§ Direction: Would you transcribe the listing that follows, character for character, and omit its images?

§ Data section:
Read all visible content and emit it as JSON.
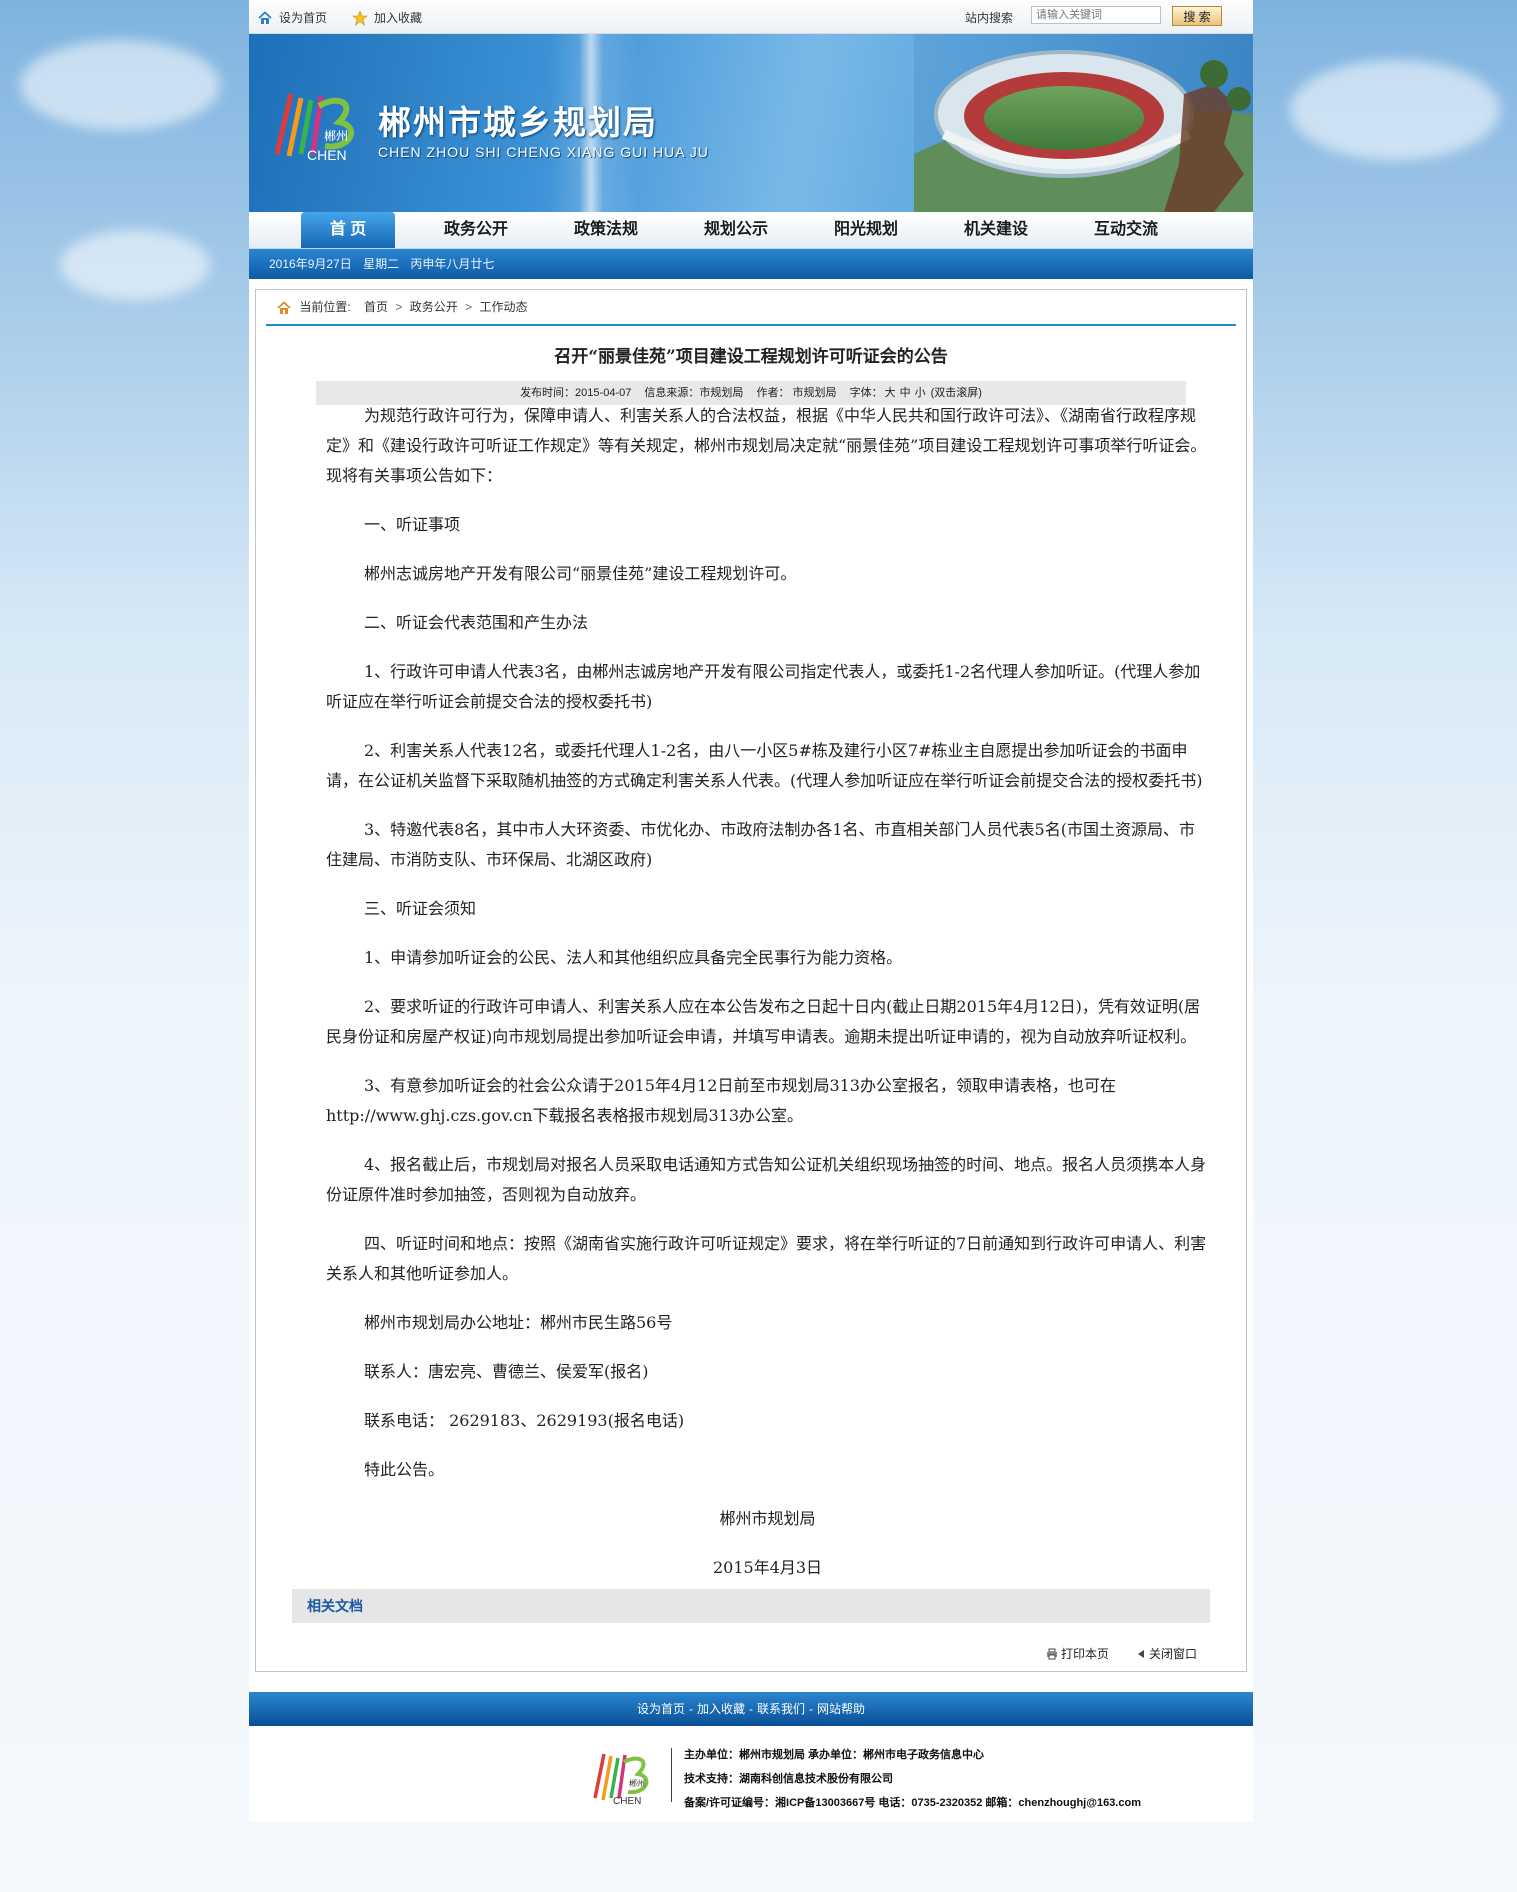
{
  "topbar": {
    "set_home": "设为首页",
    "add_favorite": "加入收藏",
    "search_label": "站内搜索",
    "search_placeholder": "请输入关键词",
    "search_button": "搜 索"
  },
  "banner": {
    "logo_text": "郴州",
    "logo_sub": "CHEN",
    "title": "郴州市城乡规划局",
    "pinyin": "CHEN ZHOU SHI CHENG XIANG GUI HUA JU"
  },
  "nav": {
    "items": [
      "首 页",
      "政务公开",
      "政策法规",
      "规划公示",
      "阳光规划",
      "机关建设",
      "互动交流"
    ]
  },
  "datebar": {
    "date": "2016年9月27日",
    "weekday": "星期二",
    "lunar": "丙申年八月廿七"
  },
  "breadcrumb": {
    "label": "当前位置:",
    "home": "首页",
    "level1": "政务公开",
    "level2": "工作动态"
  },
  "article": {
    "title": "召开“丽景佳苑”项目建设工程规划许可听证会的公告",
    "meta": {
      "publish_time": "发布时间：2015-04-07",
      "source": "信息来源：市规划局",
      "author": "作者： 市规划局",
      "font_label": "字体：",
      "size_large": "大",
      "size_medium": "中",
      "size_small": "小",
      "scroll_hint": "(双击滚屏)"
    },
    "paragraphs": [
      "为规范行政许可行为，保障申请人、利害关系人的合法权益，根据《中华人民共和国行政许可法》、《湖南省行政程序规定》和《建设行政许可听证工作规定》等有关规定，郴州市规划局决定就“丽景佳苑”项目建设工程规划许可事项举行听证会。现将有关事项公告如下：",
      "一、听证事项",
      "郴州志诚房地产开发有限公司“丽景佳苑”建设工程规划许可。",
      "二、听证会代表范围和产生办法",
      "1、行政许可申请人代表3名，由郴州志诚房地产开发有限公司指定代表人，或委托1-2名代理人参加听证。(代理人参加听证应在举行听证会前提交合法的授权委托书)",
      "2、利害关系人代表12名，或委托代理人1-2名，由八一小区5#栋及建行小区7#栋业主自愿提出参加听证会的书面申请，在公证机关监督下采取随机抽签的方式确定利害关系人代表。(代理人参加听证应在举行听证会前提交合法的授权委托书)",
      "3、特邀代表8名，其中市人大环资委、市优化办、市政府法制办各1名、市直相关部门人员代表5名(市国土资源局、市住建局、市消防支队、市环保局、北湖区政府)",
      "三、听证会须知",
      "1、申请参加听证会的公民、法人和其他组织应具备完全民事行为能力资格。",
      "2、要求听证的行政许可申请人、利害关系人应在本公告发布之日起十日内(截止日期2015年4月12日)，凭有效证明(居民身份证和房屋产权证)向市规划局提出参加听证会申请，并填写申请表。逾期未提出听证申请的，视为自动放弃听证权利。",
      "3、有意参加听证会的社会公众请于2015年4月12日前至市规划局313办公室报名，领取申请表格，也可在http://www.ghj.czs.gov.cn下载报名表格报市规划局313办公室。",
      "4、报名截止后，市规划局对报名人员采取电话通知方式告知公证机关组织现场抽签的时间、地点。报名人员须携本人身份证原件准时参加抽签，否则视为自动放弃。",
      "四、听证时间和地点：按照《湖南省实施行政许可听证规定》要求，将在举行听证的7日前通知到行政许可申请人、利害关系人和其他听证参加人。",
      "郴州市规划局办公地址：郴州市民生路56号",
      "联系人：唐宏亮、曹德兰、侯爱军(报名)",
      "联系电话： 2629183、2629193(报名电话)",
      "特此公告。"
    ],
    "signature": "郴州市规划局",
    "sign_date": "2015年4月3日"
  },
  "related": {
    "label": "相关文档"
  },
  "tools": {
    "print": "打印本页",
    "close": "关闭窗口"
  },
  "footbar": {
    "links": [
      "设为首页",
      "加入收藏",
      "联系我们",
      "网站帮助"
    ]
  },
  "footer": {
    "sponsor": "主办单位：郴州市规划局  承办单位：郴州市电子政务信息中心",
    "tech": "技术支持：湖南科创信息技术股份有限公司",
    "icp": "备案/许可证编号：湘ICP备13003667号 电话：0735-2320352 邮箱：chenzhoughj@163.com",
    "logo_text": "郴州",
    "logo_sub": "CHEN"
  },
  "colors": {
    "nav_active": "#1667b4",
    "datebar": "#0e5aa5",
    "breadcrumb_line": "#1f8ac9",
    "related_text": "#1a5aa0",
    "search_button": "#e9c47a"
  },
  "icons": [
    "home-icon",
    "star-icon",
    "print-icon",
    "close-arrow-icon"
  ]
}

§ Written answer:
Read all visible content and emit it as JSON.
{
  "topbar": {
    "set_home": "设为首页",
    "add_favorite": "加入收藏",
    "search_label": "站内搜索",
    "search_placeholder": "请输入关键词",
    "search_button": "搜 索"
  },
  "banner": {
    "logo_text": "郴州",
    "logo_sub": "CHEN",
    "title": "郴州市城乡规划局",
    "pinyin": "CHEN ZHOU SHI CHENG XIANG GUI HUA JU"
  },
  "nav": {
    "items": [
      "首 页",
      "政务公开",
      "政策法规",
      "规划公示",
      "阳光规划",
      "机关建设",
      "互动交流"
    ]
  },
  "datebar": {
    "date": "2016年9月27日",
    "weekday": "星期二",
    "lunar": "丙申年八月廿七"
  },
  "breadcrumb": {
    "label": "当前位置:",
    "home": "首页",
    "level1": "政务公开",
    "level2": "工作动态"
  },
  "article": {
    "title": "召开“丽景佳苑”项目建设工程规划许可听证会的公告",
    "meta": {
      "publish_time": "发布时间：2015-04-07",
      "source": "信息来源：市规划局",
      "author": "作者： 市规划局",
      "font_label": "字体：",
      "size_large": "大",
      "size_medium": "中",
      "size_small": "小",
      "scroll_hint": "(双击滚屏)"
    },
    "paragraphs": [
      "为规范行政许可行为，保障申请人、利害关系人的合法权益，根据《中华人民共和国行政许可法》、《湖南省行政程序规定》和《建设行政许可听证工作规定》等有关规定，郴州市规划局决定就“丽景佳苑”项目建设工程规划许可事项举行听证会。现将有关事项公告如下：",
      "一、听证事项",
      "郴州志诚房地产开发有限公司“丽景佳苑”建设工程规划许可。",
      "二、听证会代表范围和产生办法",
      "1、行政许可申请人代表3名，由郴州志诚房地产开发有限公司指定代表人，或委托1-2名代理人参加听证。(代理人参加听证应在举行听证会前提交合法的授权委托书)",
      "2、利害关系人代表12名，或委托代理人1-2名，由八一小区5#栋及建行小区7#栋业主自愿提出参加听证会的书面申请，在公证机关监督下采取随机抽签的方式确定利害关系人代表。(代理人参加听证应在举行听证会前提交合法的授权委托书)",
      "3、特邀代表8名，其中市人大环资委、市优化办、市政府法制办各1名、市直相关部门人员代表5名(市国土资源局、市住建局、市消防支队、市环保局、北湖区政府)",
      "三、听证会须知",
      "1、申请参加听证会的公民、法人和其他组织应具备完全民事行为能力资格。",
      "2、要求听证的行政许可申请人、利害关系人应在本公告发布之日起十日内(截止日期2015年4月12日)，凭有效证明(居民身份证和房屋产权证)向市规划局提出参加听证会申请，并填写申请表。逾期未提出听证申请的，视为自动放弃听证权利。",
      "3、有意参加听证会的社会公众请于2015年4月12日前至市规划局313办公室报名，领取申请表格，也可在http://www.ghj.czs.gov.cn下载报名表格报市规划局313办公室。",
      "4、报名截止后，市规划局对报名人员采取电话通知方式告知公证机关组织现场抽签的时间、地点。报名人员须携本人身份证原件准时参加抽签，否则视为自动放弃。",
      "四、听证时间和地点：按照《湖南省实施行政许可听证规定》要求，将在举行听证的7日前通知到行政许可申请人、利害关系人和其他听证参加人。",
      "郴州市规划局办公地址：郴州市民生路56号",
      "联系人：唐宏亮、曹德兰、侯爱军(报名)",
      "联系电话： 2629183、2629193(报名电话)",
      "特此公告。"
    ],
    "signature": "郴州市规划局",
    "sign_date": "2015年4月3日"
  },
  "related": {
    "label": "相关文档"
  },
  "tools": {
    "print": "打印本页",
    "close": "关闭窗口"
  },
  "footbar": {
    "links": [
      "设为首页",
      "加入收藏",
      "联系我们",
      "网站帮助"
    ]
  },
  "footer": {
    "sponsor": "主办单位：郴州市规划局  承办单位：郴州市电子政务信息中心",
    "tech": "技术支持：湖南科创信息技术股份有限公司",
    "icp": "备案/许可证编号：湘ICP备13003667号 电话：0735-2320352 邮箱：chenzhoughj@163.com",
    "logo_text": "郴州",
    "logo_sub": "CHEN"
  },
  "colors": {
    "nav_active": "#1667b4",
    "datebar": "#0e5aa5",
    "breadcrumb_line": "#1f8ac9",
    "related_text": "#1a5aa0",
    "search_button": "#e9c47a"
  },
  "icons": [
    "home-icon",
    "star-icon",
    "print-icon",
    "close-arrow-icon"
  ]
}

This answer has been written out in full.